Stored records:
+--
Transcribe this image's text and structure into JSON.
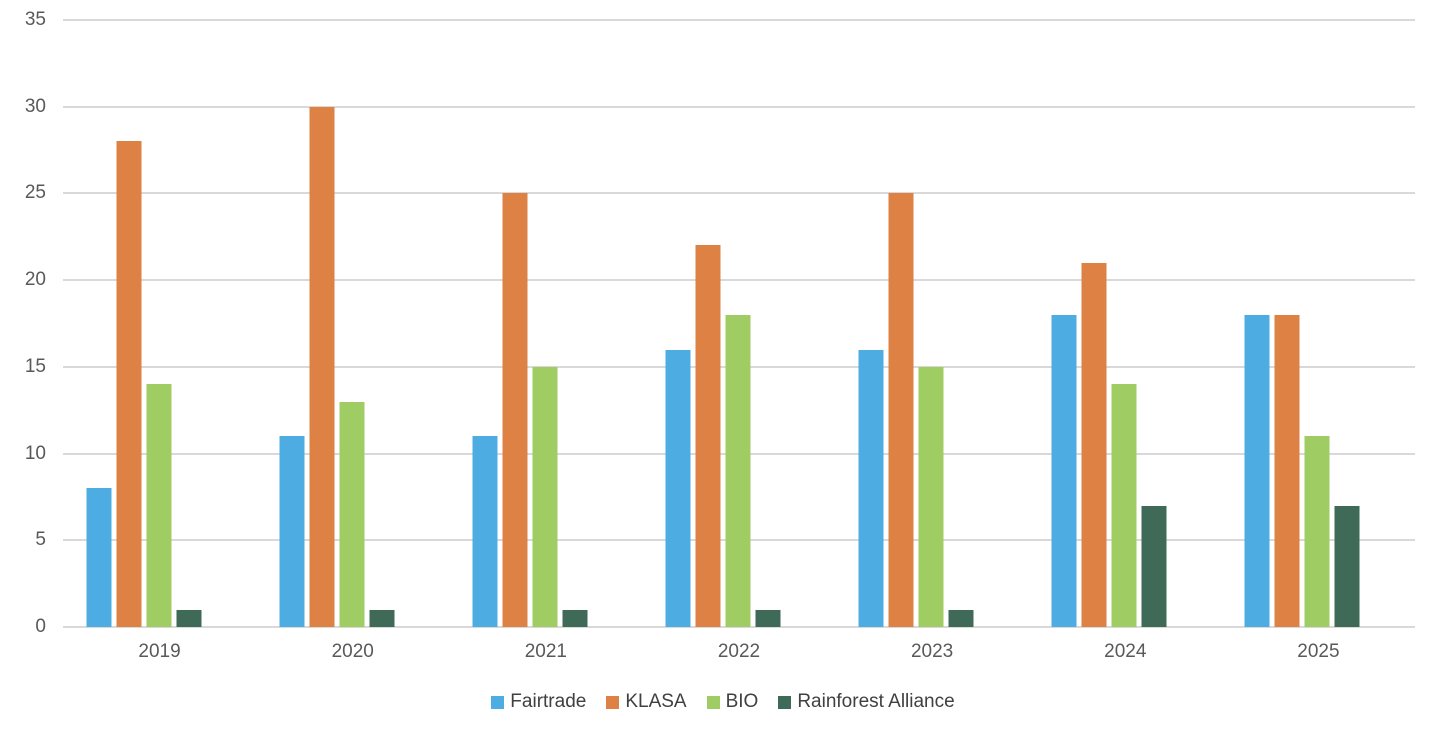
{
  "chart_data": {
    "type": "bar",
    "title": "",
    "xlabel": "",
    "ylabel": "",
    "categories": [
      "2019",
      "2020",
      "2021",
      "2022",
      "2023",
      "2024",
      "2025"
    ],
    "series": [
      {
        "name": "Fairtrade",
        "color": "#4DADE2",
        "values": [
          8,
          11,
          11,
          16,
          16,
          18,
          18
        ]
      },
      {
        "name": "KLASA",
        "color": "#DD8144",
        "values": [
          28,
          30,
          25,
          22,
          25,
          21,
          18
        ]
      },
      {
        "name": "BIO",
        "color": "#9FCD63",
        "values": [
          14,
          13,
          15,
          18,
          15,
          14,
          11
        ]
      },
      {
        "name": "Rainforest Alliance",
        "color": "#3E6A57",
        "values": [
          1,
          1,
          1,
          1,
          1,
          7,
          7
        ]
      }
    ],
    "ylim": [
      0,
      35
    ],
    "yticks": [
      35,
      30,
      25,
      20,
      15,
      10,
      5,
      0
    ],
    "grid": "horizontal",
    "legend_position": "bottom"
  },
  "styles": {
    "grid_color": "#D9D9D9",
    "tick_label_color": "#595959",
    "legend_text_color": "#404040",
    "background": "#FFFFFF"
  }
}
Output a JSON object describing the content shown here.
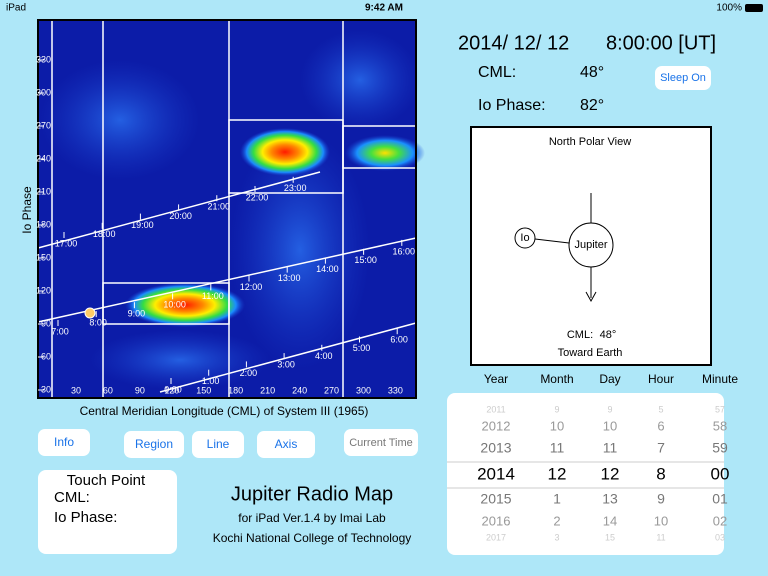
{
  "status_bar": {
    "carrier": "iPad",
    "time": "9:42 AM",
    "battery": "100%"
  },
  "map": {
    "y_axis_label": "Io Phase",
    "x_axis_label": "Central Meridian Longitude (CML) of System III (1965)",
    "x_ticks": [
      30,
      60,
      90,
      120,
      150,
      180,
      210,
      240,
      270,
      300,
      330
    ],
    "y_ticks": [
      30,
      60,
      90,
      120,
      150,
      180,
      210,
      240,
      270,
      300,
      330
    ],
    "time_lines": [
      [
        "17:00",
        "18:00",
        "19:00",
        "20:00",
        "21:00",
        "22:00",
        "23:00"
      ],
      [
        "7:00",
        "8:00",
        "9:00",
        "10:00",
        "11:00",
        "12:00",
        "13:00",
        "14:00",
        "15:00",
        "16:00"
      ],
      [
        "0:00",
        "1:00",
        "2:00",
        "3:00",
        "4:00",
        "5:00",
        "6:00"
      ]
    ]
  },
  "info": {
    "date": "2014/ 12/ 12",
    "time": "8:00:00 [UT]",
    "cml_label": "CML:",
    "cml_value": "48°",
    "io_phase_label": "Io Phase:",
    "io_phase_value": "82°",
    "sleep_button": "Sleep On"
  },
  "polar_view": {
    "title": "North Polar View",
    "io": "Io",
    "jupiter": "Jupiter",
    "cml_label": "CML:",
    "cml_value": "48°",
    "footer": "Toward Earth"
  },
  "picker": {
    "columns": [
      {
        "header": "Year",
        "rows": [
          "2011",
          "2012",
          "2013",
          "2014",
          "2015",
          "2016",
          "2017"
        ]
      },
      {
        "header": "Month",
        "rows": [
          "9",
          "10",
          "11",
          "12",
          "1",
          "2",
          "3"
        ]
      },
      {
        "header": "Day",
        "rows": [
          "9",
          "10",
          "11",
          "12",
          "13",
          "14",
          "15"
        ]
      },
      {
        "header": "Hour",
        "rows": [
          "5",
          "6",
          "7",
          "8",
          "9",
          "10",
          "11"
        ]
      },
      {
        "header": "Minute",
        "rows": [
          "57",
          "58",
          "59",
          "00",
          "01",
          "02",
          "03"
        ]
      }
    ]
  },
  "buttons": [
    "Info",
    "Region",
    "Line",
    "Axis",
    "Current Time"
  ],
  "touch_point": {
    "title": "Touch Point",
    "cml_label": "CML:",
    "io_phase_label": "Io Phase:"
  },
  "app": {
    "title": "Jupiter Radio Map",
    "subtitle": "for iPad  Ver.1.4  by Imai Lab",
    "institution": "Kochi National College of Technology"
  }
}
+--
Find the word "iPad" and list each line it appears in.

    "carrier": "iPad",
    "subtitle": "for iPad  Ver.1.4  by Imai Lab",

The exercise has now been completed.